- _WHAT YOU ARE ASKED TO DO_
Give the number of lines in the listing that hold the word "order". Write nothing but that number.

Recorded data:
☆ ☆ ☆ ☆

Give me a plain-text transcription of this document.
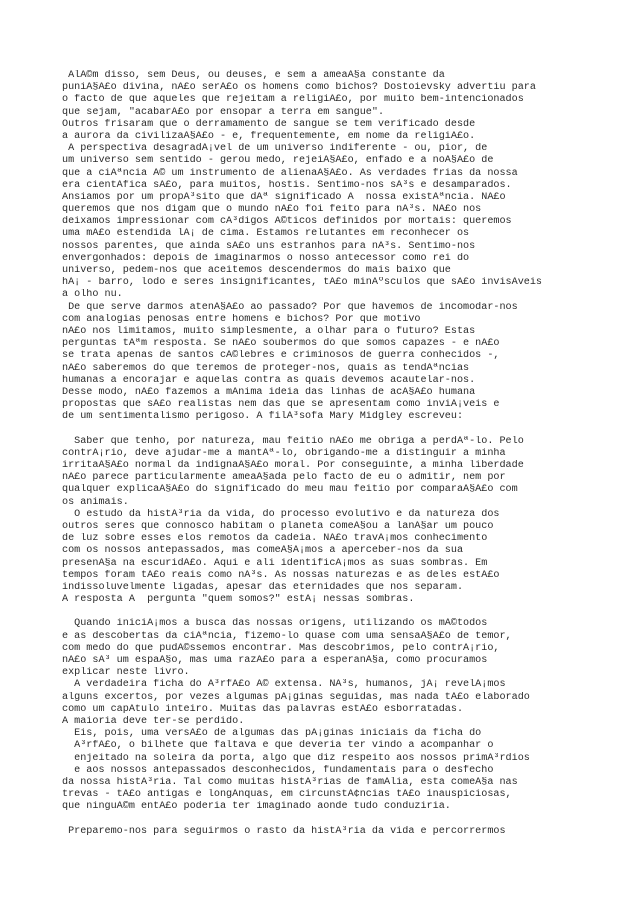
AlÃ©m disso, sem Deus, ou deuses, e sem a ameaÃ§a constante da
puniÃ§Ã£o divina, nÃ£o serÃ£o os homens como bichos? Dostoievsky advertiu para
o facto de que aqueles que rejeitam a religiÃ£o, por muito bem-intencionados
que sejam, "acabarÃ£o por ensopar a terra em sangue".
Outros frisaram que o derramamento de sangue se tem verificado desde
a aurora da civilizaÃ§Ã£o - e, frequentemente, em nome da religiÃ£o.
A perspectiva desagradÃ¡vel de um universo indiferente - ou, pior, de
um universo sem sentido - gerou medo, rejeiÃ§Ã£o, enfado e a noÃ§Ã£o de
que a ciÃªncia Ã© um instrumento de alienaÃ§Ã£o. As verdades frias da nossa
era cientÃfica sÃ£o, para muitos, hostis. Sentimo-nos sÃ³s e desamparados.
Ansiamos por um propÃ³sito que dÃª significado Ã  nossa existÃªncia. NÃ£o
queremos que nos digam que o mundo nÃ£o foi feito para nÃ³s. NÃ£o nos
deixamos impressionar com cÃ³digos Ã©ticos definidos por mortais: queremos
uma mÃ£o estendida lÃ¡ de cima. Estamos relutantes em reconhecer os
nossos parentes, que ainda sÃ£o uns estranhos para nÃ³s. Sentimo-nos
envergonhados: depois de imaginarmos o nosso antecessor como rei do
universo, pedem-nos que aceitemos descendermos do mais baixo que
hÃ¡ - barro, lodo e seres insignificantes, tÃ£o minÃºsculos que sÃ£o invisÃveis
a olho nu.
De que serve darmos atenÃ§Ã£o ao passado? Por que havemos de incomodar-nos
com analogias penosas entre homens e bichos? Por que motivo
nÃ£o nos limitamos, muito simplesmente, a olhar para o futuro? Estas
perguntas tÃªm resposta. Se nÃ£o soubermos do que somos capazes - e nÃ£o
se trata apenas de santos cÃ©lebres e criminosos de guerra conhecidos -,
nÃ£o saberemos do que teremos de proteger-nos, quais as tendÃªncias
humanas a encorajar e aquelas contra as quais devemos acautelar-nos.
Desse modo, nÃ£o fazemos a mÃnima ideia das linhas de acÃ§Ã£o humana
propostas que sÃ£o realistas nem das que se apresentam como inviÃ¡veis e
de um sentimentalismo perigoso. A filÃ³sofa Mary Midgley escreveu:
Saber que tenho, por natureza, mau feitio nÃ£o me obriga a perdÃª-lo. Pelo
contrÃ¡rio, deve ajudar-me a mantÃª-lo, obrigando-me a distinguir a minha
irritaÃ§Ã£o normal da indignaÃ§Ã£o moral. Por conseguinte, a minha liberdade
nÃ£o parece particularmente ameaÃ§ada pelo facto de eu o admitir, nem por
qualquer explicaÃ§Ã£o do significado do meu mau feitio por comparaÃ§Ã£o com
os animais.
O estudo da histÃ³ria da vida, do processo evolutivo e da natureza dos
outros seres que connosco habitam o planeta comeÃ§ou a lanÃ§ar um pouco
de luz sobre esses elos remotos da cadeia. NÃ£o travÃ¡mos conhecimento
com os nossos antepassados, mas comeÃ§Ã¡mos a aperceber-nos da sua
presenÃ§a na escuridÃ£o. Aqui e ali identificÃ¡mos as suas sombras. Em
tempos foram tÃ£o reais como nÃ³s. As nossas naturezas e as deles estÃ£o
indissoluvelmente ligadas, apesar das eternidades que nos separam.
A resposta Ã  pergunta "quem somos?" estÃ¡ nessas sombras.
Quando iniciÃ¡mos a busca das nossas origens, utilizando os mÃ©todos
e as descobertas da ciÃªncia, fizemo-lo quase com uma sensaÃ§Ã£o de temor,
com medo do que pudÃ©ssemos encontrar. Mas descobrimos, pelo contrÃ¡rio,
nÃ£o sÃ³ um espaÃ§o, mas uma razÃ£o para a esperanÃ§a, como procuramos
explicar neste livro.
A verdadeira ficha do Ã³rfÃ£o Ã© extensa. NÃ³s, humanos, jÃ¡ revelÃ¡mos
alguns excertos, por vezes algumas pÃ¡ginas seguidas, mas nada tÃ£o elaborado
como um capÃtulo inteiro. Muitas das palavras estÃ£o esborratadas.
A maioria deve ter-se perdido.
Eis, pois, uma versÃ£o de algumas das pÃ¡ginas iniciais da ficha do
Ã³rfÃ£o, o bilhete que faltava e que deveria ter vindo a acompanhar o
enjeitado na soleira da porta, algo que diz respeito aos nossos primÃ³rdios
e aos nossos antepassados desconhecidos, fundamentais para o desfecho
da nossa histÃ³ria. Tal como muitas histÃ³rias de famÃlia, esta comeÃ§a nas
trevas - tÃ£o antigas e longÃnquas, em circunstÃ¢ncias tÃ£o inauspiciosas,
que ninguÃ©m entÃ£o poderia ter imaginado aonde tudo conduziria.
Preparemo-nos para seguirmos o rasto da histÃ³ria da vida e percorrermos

☆ ☆ ☆ ☆

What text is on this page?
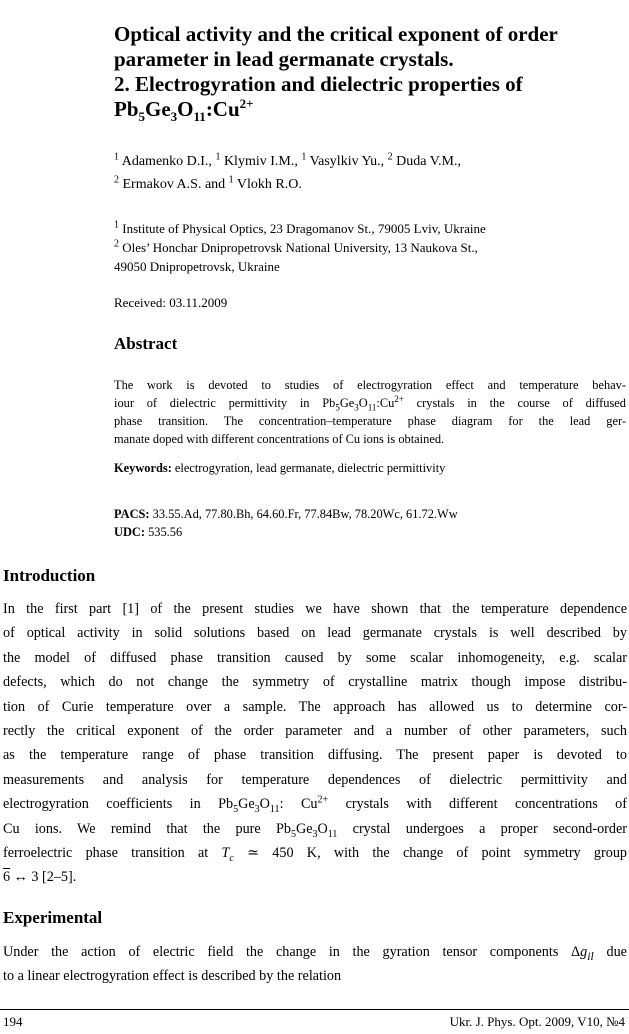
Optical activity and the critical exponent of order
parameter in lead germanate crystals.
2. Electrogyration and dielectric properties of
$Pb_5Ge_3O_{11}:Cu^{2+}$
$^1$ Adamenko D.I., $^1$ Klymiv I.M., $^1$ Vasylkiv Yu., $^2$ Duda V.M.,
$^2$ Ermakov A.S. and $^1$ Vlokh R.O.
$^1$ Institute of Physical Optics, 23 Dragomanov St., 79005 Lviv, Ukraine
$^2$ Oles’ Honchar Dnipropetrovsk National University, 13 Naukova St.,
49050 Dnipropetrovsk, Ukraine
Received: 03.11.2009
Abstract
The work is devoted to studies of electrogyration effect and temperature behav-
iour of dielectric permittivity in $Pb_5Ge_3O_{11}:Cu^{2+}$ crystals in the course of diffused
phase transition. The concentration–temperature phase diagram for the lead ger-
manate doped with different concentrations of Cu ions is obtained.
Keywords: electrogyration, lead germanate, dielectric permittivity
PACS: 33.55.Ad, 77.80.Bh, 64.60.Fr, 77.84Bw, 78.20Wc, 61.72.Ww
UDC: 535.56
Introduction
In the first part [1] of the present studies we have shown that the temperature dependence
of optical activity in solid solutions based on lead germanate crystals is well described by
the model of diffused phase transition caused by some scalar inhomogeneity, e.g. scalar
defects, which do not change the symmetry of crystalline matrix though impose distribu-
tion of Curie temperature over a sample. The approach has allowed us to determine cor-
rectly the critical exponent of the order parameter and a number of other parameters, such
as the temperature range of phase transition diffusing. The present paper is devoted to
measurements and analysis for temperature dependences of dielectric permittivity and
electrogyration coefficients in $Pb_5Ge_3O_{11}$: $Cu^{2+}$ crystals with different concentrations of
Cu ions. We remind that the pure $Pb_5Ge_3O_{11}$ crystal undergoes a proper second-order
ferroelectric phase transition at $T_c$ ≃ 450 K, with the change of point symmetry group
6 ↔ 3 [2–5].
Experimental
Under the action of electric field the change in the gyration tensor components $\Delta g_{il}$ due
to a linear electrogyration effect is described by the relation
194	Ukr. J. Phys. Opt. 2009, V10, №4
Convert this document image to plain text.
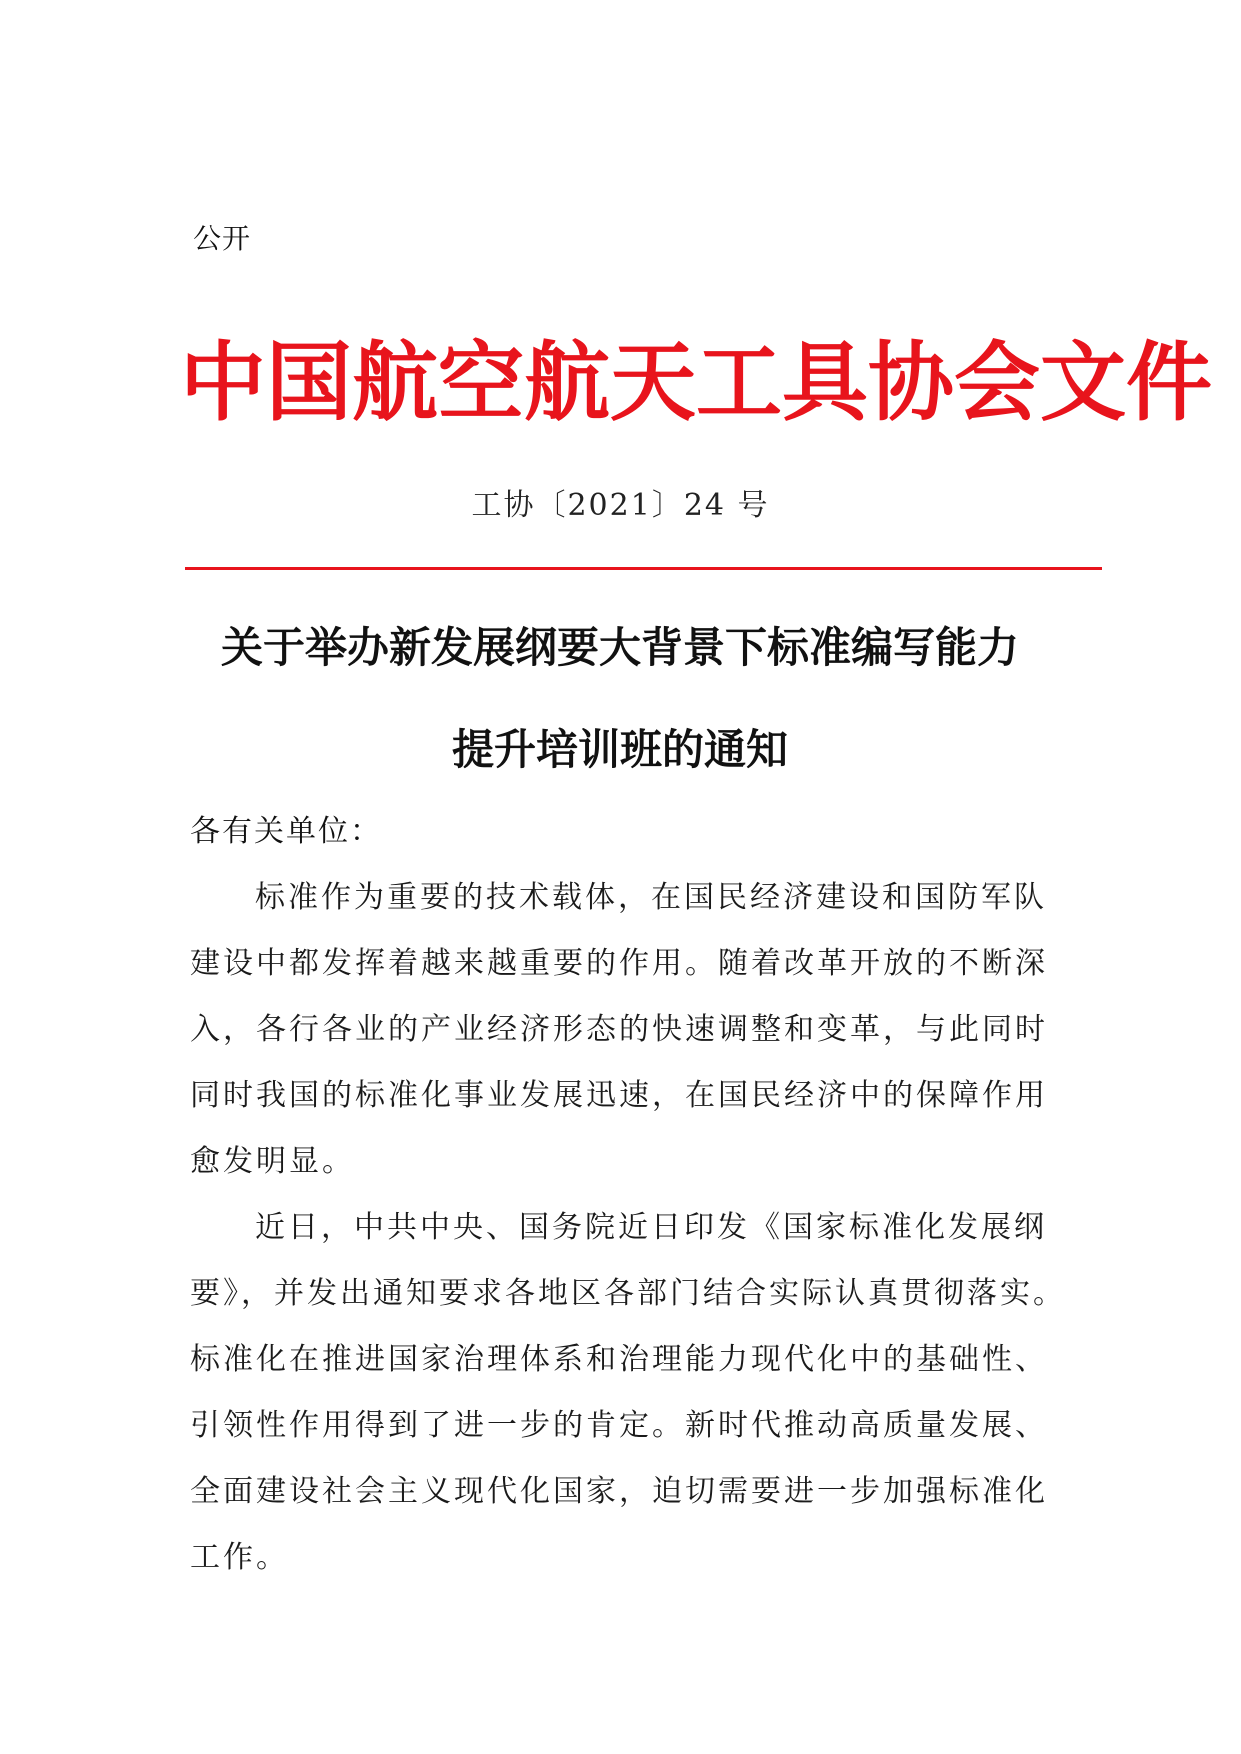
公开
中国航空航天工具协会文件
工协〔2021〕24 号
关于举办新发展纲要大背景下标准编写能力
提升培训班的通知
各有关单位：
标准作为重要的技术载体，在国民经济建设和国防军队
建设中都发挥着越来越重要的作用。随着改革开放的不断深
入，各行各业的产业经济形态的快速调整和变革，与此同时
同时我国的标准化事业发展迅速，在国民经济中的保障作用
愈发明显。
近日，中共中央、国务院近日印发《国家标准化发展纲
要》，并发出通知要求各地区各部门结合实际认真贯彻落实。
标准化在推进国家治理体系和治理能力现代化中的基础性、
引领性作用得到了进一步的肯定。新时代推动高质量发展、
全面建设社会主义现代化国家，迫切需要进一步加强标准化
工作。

☆ ☆ ☆ ☆

- _COMPLETED EXERCISE_
3